**LISTING:**
* Begin *
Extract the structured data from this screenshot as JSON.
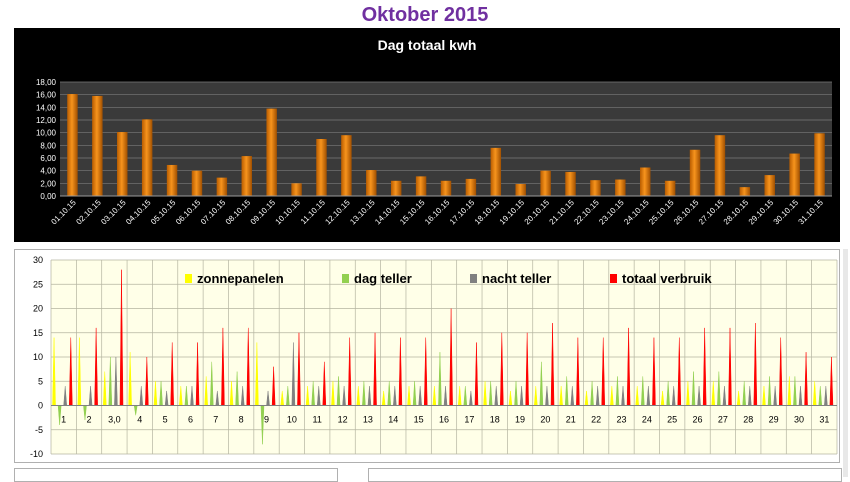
{
  "page": {
    "title": "Oktober 2015"
  },
  "colors": {
    "title": "#7030a0",
    "bar_fill": "#f7941d",
    "chart_bg": "#000000",
    "plot_bg": "#3a3a3a",
    "zonnepanelen": "#ffff00",
    "dag_teller": "#92d050",
    "nacht_teller": "#808080",
    "totaal_verbruik": "#ff0000",
    "plot2_bg": "#ffffe8",
    "grid2": "#b4b4a0"
  },
  "chart_data": [
    {
      "type": "bar",
      "title": "Dag totaal kwh",
      "categories": [
        "01.10.15",
        "02.10.15",
        "03.10.15",
        "04.10.15",
        "05.10.15",
        "06.10.15",
        "07.10.15",
        "08.10.15",
        "09.10.15",
        "10.10.15",
        "11.10.15",
        "12.10.15",
        "13.10.15",
        "14.10.15",
        "15.10.15",
        "16.10.15",
        "17.10.15",
        "18.10.15",
        "19.10.15",
        "20.10.15",
        "21.10.15",
        "22.10.15",
        "23.10.15",
        "24.10.15",
        "25.10.15",
        "26.10.15",
        "27.10.15",
        "28.10.15",
        "29.10.15",
        "30.10.15",
        "31.10.15"
      ],
      "values": [
        16.1,
        15.8,
        10.1,
        12.1,
        4.9,
        4.0,
        2.9,
        6.3,
        13.8,
        2.0,
        9.0,
        9.6,
        4.1,
        2.4,
        3.1,
        2.4,
        2.7,
        7.6,
        1.9,
        4.0,
        3.8,
        2.5,
        2.6,
        4.5,
        2.4,
        7.3,
        9.6,
        1.4,
        3.3,
        6.7,
        9.9
      ],
      "ylim": [
        0,
        18
      ],
      "yticks": [
        "0,00",
        "2,00",
        "4,00",
        "6,00",
        "8,00",
        "10,00",
        "12,00",
        "14,00",
        "16,00",
        "18,00"
      ],
      "grid": true
    },
    {
      "type": "line",
      "legend_position": "top",
      "categories": [
        "1",
        "2",
        "3,0",
        "4",
        "5",
        "6",
        "7",
        "8",
        "9",
        "10",
        "11",
        "12",
        "13",
        "14",
        "15",
        "16",
        "17",
        "18",
        "19",
        "20",
        "21",
        "22",
        "23",
        "24",
        "25",
        "26",
        "27",
        "28",
        "29",
        "30",
        "31"
      ],
      "ylim": [
        -10,
        30
      ],
      "yticks": [
        "-10",
        "-5",
        "0",
        "5",
        "10",
        "15",
        "20",
        "25",
        "30"
      ],
      "grid": true,
      "series": [
        {
          "name": "zonnepanelen",
          "values": [
            14,
            14,
            7,
            11,
            5,
            4,
            6,
            5,
            13,
            3,
            4,
            5,
            4,
            3,
            4,
            4,
            4,
            5,
            3,
            4,
            4,
            3,
            4,
            4,
            3,
            5,
            5,
            3,
            4,
            6,
            5
          ]
        },
        {
          "name": "dag teller",
          "values": [
            -4,
            -3,
            10,
            -2,
            5,
            4,
            9,
            7,
            -8,
            4,
            5,
            6,
            5,
            5,
            5,
            11,
            4,
            5,
            5,
            9,
            6,
            5,
            6,
            6,
            5,
            7,
            7,
            5,
            6,
            6,
            4
          ]
        },
        {
          "name": "nacht teller",
          "values": [
            4,
            4,
            10,
            4,
            3,
            4,
            3,
            4,
            3,
            13,
            4,
            4,
            4,
            4,
            4,
            4,
            3,
            4,
            4,
            4,
            4,
            4,
            4,
            4,
            4,
            4,
            4,
            4,
            4,
            4,
            4
          ]
        },
        {
          "name": "totaal verbruik",
          "values": [
            14,
            16,
            28,
            10,
            13,
            13,
            16,
            16,
            8,
            15,
            9,
            14,
            15,
            14,
            14,
            20,
            13,
            15,
            15,
            17,
            14,
            14,
            16,
            14,
            14,
            16,
            16,
            17,
            14,
            11,
            10
          ]
        }
      ]
    }
  ]
}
* End *
Omit the pictures and reproduce the listing exactly.

**WORKED ANSWER:**
Extract the structured data from this screenshot as JSON.
{
  "page": {
    "title": "Oktober 2015"
  },
  "colors": {
    "title": "#7030a0",
    "bar_fill": "#f7941d",
    "chart_bg": "#000000",
    "plot_bg": "#3a3a3a",
    "zonnepanelen": "#ffff00",
    "dag_teller": "#92d050",
    "nacht_teller": "#808080",
    "totaal_verbruik": "#ff0000",
    "plot2_bg": "#ffffe8",
    "grid2": "#b4b4a0"
  },
  "chart_data": [
    {
      "type": "bar",
      "title": "Dag totaal kwh",
      "categories": [
        "01.10.15",
        "02.10.15",
        "03.10.15",
        "04.10.15",
        "05.10.15",
        "06.10.15",
        "07.10.15",
        "08.10.15",
        "09.10.15",
        "10.10.15",
        "11.10.15",
        "12.10.15",
        "13.10.15",
        "14.10.15",
        "15.10.15",
        "16.10.15",
        "17.10.15",
        "18.10.15",
        "19.10.15",
        "20.10.15",
        "21.10.15",
        "22.10.15",
        "23.10.15",
        "24.10.15",
        "25.10.15",
        "26.10.15",
        "27.10.15",
        "28.10.15",
        "29.10.15",
        "30.10.15",
        "31.10.15"
      ],
      "values": [
        16.1,
        15.8,
        10.1,
        12.1,
        4.9,
        4.0,
        2.9,
        6.3,
        13.8,
        2.0,
        9.0,
        9.6,
        4.1,
        2.4,
        3.1,
        2.4,
        2.7,
        7.6,
        1.9,
        4.0,
        3.8,
        2.5,
        2.6,
        4.5,
        2.4,
        7.3,
        9.6,
        1.4,
        3.3,
        6.7,
        9.9
      ],
      "ylim": [
        0,
        18
      ],
      "yticks": [
        "0,00",
        "2,00",
        "4,00",
        "6,00",
        "8,00",
        "10,00",
        "12,00",
        "14,00",
        "16,00",
        "18,00"
      ],
      "grid": true
    },
    {
      "type": "line",
      "legend_position": "top",
      "categories": [
        "1",
        "2",
        "3,0",
        "4",
        "5",
        "6",
        "7",
        "8",
        "9",
        "10",
        "11",
        "12",
        "13",
        "14",
        "15",
        "16",
        "17",
        "18",
        "19",
        "20",
        "21",
        "22",
        "23",
        "24",
        "25",
        "26",
        "27",
        "28",
        "29",
        "30",
        "31"
      ],
      "ylim": [
        -10,
        30
      ],
      "yticks": [
        "-10",
        "-5",
        "0",
        "5",
        "10",
        "15",
        "20",
        "25",
        "30"
      ],
      "grid": true,
      "series": [
        {
          "name": "zonnepanelen",
          "values": [
            14,
            14,
            7,
            11,
            5,
            4,
            6,
            5,
            13,
            3,
            4,
            5,
            4,
            3,
            4,
            4,
            4,
            5,
            3,
            4,
            4,
            3,
            4,
            4,
            3,
            5,
            5,
            3,
            4,
            6,
            5
          ]
        },
        {
          "name": "dag teller",
          "values": [
            -4,
            -3,
            10,
            -2,
            5,
            4,
            9,
            7,
            -8,
            4,
            5,
            6,
            5,
            5,
            5,
            11,
            4,
            5,
            5,
            9,
            6,
            5,
            6,
            6,
            5,
            7,
            7,
            5,
            6,
            6,
            4
          ]
        },
        {
          "name": "nacht teller",
          "values": [
            4,
            4,
            10,
            4,
            3,
            4,
            3,
            4,
            3,
            13,
            4,
            4,
            4,
            4,
            4,
            4,
            3,
            4,
            4,
            4,
            4,
            4,
            4,
            4,
            4,
            4,
            4,
            4,
            4,
            4,
            4
          ]
        },
        {
          "name": "totaal verbruik",
          "values": [
            14,
            16,
            28,
            10,
            13,
            13,
            16,
            16,
            8,
            15,
            9,
            14,
            15,
            14,
            14,
            20,
            13,
            15,
            15,
            17,
            14,
            14,
            16,
            14,
            14,
            16,
            16,
            17,
            14,
            11,
            10
          ]
        }
      ]
    }
  ]
}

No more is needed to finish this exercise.